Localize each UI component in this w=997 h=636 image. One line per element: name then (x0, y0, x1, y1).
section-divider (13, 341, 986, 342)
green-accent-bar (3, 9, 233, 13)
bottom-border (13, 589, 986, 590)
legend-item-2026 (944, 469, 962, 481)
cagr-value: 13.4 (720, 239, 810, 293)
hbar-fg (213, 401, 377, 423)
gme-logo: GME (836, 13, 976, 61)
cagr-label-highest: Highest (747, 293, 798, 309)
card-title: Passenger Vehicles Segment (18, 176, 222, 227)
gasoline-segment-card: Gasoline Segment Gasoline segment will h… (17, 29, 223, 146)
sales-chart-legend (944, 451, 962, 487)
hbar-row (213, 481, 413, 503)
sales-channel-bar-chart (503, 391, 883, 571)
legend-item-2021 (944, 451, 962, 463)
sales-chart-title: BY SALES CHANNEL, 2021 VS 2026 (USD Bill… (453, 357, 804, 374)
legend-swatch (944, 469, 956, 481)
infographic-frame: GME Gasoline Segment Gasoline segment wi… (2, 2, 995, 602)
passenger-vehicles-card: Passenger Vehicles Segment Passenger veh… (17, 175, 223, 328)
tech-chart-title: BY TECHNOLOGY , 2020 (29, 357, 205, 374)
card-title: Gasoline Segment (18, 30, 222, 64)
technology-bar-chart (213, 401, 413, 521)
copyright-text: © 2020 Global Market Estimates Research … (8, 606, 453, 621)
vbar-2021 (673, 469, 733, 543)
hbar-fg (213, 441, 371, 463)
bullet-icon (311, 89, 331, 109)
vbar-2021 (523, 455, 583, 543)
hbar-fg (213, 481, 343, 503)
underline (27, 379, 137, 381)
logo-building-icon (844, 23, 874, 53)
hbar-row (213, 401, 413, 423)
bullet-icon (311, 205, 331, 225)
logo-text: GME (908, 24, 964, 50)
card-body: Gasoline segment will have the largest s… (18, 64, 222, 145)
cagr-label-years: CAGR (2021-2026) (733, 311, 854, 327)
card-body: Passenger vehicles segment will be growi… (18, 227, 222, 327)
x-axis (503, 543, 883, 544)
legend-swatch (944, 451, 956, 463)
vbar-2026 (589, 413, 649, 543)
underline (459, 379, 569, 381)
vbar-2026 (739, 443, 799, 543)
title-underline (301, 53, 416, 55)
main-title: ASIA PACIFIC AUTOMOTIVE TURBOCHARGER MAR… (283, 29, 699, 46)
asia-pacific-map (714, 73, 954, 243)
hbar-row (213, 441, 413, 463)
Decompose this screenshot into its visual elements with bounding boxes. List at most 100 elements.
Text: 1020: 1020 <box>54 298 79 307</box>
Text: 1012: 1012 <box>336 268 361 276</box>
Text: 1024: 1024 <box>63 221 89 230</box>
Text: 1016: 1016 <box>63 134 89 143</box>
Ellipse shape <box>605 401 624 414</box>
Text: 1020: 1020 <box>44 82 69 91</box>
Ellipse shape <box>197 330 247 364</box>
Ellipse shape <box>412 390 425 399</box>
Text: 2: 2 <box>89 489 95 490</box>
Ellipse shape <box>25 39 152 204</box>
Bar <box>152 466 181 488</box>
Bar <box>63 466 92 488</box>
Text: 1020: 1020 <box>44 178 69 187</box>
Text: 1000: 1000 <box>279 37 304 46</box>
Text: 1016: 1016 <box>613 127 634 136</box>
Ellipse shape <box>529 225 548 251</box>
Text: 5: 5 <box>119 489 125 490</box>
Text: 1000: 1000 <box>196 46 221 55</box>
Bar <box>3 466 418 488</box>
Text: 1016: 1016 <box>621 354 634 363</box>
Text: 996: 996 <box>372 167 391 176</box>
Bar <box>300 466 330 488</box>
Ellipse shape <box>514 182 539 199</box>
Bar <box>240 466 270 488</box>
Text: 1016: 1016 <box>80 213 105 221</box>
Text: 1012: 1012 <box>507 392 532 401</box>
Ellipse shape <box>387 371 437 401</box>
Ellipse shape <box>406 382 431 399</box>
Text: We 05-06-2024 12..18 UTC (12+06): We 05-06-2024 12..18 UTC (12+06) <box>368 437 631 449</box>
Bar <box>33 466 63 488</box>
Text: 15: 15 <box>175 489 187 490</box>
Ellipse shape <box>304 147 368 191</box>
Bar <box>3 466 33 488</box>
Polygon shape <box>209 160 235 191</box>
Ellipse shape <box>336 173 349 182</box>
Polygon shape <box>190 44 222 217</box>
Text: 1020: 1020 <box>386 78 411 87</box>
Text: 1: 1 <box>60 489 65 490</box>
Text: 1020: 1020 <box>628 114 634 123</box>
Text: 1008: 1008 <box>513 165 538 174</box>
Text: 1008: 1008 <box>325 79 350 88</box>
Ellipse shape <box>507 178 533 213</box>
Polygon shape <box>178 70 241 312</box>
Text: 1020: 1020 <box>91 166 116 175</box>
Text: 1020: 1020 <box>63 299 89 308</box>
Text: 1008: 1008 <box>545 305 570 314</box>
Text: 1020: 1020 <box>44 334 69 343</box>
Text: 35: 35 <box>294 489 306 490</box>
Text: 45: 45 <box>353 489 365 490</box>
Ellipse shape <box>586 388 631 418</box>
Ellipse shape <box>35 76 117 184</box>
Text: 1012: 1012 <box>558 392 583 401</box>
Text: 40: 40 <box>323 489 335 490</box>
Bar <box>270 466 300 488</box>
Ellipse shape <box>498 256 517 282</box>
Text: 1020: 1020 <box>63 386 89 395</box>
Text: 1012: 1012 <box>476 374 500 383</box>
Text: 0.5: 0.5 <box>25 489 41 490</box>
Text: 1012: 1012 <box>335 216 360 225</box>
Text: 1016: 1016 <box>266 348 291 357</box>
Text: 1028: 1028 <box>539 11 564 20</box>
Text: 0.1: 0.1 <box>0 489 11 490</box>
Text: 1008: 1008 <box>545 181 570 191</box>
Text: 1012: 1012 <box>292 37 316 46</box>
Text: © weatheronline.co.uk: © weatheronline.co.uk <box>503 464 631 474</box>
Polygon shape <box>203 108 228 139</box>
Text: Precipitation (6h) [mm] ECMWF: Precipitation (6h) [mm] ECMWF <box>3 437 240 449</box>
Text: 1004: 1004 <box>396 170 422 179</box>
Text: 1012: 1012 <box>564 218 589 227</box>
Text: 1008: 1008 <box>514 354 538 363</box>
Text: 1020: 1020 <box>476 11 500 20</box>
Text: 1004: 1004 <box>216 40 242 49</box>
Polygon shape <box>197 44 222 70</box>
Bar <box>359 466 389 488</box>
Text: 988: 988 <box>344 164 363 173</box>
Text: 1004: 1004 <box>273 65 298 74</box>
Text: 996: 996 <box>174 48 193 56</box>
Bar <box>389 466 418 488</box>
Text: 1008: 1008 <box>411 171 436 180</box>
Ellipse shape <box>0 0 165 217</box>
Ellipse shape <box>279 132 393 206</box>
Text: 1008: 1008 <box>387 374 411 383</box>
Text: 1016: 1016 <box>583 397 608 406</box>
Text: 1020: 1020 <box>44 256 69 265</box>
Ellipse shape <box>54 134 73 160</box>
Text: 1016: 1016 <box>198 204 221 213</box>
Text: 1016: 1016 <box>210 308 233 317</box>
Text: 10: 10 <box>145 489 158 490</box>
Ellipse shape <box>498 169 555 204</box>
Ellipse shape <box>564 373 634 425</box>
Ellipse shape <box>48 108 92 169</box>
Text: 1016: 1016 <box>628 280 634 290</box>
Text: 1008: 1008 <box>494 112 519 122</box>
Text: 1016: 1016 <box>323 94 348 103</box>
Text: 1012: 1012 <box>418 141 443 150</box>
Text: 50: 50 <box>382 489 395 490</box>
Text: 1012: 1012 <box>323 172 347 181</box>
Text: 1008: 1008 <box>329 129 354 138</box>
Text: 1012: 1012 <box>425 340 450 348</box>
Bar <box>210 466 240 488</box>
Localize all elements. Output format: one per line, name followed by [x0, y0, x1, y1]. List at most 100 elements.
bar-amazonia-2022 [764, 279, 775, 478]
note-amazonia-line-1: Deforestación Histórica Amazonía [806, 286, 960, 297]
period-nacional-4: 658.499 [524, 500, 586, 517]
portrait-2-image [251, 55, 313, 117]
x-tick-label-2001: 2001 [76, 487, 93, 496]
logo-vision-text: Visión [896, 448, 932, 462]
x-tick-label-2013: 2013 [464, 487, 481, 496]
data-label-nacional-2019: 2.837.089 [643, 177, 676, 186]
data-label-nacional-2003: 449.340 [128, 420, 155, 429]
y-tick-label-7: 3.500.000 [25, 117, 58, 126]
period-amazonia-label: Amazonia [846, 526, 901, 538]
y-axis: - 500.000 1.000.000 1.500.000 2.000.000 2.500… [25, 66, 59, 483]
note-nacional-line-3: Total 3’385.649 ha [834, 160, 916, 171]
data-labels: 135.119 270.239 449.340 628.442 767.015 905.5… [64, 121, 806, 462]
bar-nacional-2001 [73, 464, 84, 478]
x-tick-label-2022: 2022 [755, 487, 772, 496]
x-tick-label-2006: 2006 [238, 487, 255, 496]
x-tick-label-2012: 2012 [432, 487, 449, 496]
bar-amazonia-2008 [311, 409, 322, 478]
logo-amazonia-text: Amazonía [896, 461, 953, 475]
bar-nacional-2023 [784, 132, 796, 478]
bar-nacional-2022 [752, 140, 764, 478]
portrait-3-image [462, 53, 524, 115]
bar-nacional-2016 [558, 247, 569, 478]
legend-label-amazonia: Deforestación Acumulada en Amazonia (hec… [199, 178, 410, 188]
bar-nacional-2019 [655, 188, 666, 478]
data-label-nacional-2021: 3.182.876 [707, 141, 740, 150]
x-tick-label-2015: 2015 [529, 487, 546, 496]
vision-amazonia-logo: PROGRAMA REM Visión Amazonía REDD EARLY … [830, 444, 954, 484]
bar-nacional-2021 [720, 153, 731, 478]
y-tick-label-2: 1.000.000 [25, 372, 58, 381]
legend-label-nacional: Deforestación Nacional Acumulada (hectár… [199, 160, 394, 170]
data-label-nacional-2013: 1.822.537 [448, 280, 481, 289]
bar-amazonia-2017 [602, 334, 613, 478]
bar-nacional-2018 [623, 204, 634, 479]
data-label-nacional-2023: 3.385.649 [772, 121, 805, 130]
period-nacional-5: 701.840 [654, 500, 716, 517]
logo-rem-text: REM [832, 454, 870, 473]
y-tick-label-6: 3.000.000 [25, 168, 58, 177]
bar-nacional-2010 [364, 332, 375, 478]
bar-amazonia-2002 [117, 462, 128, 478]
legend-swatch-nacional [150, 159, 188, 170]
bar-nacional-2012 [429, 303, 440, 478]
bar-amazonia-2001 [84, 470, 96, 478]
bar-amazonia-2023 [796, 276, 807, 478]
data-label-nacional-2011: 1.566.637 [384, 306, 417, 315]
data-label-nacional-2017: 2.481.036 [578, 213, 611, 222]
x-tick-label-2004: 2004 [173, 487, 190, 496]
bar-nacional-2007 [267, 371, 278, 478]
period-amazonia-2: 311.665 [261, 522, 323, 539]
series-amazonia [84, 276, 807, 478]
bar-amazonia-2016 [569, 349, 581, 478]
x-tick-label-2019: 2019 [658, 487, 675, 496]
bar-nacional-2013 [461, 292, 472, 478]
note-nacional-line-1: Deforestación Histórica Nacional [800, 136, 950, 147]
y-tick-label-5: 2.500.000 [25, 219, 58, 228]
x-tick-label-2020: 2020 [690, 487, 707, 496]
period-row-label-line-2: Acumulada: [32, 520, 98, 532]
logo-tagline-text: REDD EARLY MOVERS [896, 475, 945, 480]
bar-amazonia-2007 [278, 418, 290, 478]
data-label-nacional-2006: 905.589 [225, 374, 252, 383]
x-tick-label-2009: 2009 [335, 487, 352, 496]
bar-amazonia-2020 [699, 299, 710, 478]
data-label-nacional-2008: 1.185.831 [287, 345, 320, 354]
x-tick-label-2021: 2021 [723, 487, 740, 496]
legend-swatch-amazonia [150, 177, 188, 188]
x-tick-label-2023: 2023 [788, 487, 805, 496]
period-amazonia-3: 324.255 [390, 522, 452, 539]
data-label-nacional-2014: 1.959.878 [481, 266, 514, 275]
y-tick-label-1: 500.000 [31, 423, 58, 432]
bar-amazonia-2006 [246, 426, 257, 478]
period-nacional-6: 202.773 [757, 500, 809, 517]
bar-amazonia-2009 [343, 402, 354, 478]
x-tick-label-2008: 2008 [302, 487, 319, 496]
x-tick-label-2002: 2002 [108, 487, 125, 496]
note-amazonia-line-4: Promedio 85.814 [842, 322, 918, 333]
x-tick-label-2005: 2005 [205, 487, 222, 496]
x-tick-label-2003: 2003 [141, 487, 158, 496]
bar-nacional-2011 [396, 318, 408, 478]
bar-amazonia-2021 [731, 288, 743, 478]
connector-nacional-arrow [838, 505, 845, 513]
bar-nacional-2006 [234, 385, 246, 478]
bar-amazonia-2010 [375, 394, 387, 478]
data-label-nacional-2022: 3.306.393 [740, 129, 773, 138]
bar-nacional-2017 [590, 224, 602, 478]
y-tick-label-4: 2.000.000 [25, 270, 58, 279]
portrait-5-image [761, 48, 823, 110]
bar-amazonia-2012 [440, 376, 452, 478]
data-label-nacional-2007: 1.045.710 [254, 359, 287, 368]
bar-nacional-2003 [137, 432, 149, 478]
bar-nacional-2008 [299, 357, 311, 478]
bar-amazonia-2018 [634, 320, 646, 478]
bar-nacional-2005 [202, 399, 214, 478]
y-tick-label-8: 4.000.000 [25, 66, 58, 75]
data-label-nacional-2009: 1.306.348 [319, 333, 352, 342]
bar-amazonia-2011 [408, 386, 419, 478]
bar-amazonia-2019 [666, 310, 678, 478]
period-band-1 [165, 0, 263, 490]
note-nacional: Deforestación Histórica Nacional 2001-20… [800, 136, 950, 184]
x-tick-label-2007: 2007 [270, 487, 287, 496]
---*---
Reproduce the items verbatim, beginning with their first line and ending after the line that contains "vbar-2026 (739, 443, 799, 543)". Include both of those lines.

Localize each UI component in this w=997 h=636 image. One line per element: name then (x0, y0, x1, y1).
section-divider (13, 341, 986, 342)
green-accent-bar (3, 9, 233, 13)
bottom-border (13, 589, 986, 590)
legend-item-2026 (944, 469, 962, 481)
cagr-value: 13.4 (720, 239, 810, 293)
hbar-fg (213, 401, 377, 423)
gme-logo: GME (836, 13, 976, 61)
cagr-label-highest: Highest (747, 293, 798, 309)
card-title: Passenger Vehicles Segment (18, 176, 222, 227)
gasoline-segment-card: Gasoline Segment Gasoline segment will h… (17, 29, 223, 146)
sales-chart-legend (944, 451, 962, 487)
hbar-row (213, 481, 413, 503)
sales-channel-bar-chart (503, 391, 883, 571)
legend-item-2021 (944, 451, 962, 463)
sales-chart-title: BY SALES CHANNEL, 2021 VS 2026 (USD Bill… (453, 357, 804, 374)
legend-swatch (944, 469, 956, 481)
infographic-frame: GME Gasoline Segment Gasoline segment wi… (2, 2, 995, 602)
passenger-vehicles-card: Passenger Vehicles Segment Passenger veh… (17, 175, 223, 328)
tech-chart-title: BY TECHNOLOGY , 2020 (29, 357, 205, 374)
card-title: Gasoline Segment (18, 30, 222, 64)
technology-bar-chart (213, 401, 413, 521)
copyright-text: © 2020 Global Market Estimates Research … (8, 606, 453, 621)
vbar-2021 (673, 469, 733, 543)
hbar-fg (213, 441, 371, 463)
bullet-icon (311, 89, 331, 109)
vbar-2021 (523, 455, 583, 543)
hbar-fg (213, 481, 343, 503)
underline (27, 379, 137, 381)
logo-building-icon (844, 23, 874, 53)
hbar-row (213, 401, 413, 423)
bullet-icon (311, 205, 331, 225)
logo-text: GME (908, 24, 964, 50)
card-body: Gasoline segment will have the largest s… (18, 64, 222, 145)
cagr-label-years: CAGR (2021-2026) (733, 311, 854, 327)
card-body: Passenger vehicles segment will be growi… (18, 227, 222, 327)
x-axis (503, 543, 883, 544)
legend-swatch (944, 451, 956, 463)
vbar-2026 (589, 413, 649, 543)
underline (459, 379, 569, 381)
vbar-2026 (739, 443, 799, 543)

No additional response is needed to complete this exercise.